━━━━━ Records supplied ━━━━━
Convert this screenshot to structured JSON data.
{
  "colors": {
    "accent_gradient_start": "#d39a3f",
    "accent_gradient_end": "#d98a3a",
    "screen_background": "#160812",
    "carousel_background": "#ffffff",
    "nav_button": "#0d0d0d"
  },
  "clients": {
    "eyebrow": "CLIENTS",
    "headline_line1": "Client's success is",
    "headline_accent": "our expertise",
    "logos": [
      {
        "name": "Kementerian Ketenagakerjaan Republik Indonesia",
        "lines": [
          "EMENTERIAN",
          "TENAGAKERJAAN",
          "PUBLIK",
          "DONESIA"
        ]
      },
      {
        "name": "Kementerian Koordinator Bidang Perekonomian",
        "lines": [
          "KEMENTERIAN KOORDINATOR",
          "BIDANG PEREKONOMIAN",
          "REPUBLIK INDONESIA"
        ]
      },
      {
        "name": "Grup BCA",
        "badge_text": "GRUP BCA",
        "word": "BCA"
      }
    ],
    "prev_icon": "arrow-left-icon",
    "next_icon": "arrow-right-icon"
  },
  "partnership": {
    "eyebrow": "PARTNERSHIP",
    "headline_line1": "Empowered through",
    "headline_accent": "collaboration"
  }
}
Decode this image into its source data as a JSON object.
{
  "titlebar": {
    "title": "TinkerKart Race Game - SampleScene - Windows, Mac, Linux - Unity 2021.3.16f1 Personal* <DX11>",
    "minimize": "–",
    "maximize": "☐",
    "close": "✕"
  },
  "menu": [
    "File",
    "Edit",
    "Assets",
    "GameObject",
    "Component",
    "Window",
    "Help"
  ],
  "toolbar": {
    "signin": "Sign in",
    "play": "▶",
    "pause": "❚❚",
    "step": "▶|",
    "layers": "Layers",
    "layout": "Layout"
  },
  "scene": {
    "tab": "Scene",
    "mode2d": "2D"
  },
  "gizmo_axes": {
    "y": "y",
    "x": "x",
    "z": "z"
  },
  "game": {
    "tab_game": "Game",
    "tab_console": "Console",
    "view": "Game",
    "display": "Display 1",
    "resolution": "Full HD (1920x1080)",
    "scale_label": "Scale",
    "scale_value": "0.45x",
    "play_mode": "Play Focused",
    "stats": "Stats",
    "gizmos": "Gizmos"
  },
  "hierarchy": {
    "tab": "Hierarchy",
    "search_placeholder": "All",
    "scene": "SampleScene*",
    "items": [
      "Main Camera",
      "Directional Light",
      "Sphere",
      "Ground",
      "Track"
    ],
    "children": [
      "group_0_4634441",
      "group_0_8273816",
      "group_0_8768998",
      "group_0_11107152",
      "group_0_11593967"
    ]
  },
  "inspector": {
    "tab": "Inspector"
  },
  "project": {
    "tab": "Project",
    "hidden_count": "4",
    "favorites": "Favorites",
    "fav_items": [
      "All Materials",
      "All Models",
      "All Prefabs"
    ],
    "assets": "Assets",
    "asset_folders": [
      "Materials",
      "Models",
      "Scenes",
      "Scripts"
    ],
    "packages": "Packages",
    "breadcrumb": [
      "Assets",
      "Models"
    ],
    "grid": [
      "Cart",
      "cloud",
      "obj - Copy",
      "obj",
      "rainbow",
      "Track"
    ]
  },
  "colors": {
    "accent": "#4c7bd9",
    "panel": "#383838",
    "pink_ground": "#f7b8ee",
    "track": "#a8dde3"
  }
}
━━━━━
Directive: Report only the count of lines that include the string "name".

Finished answer: 3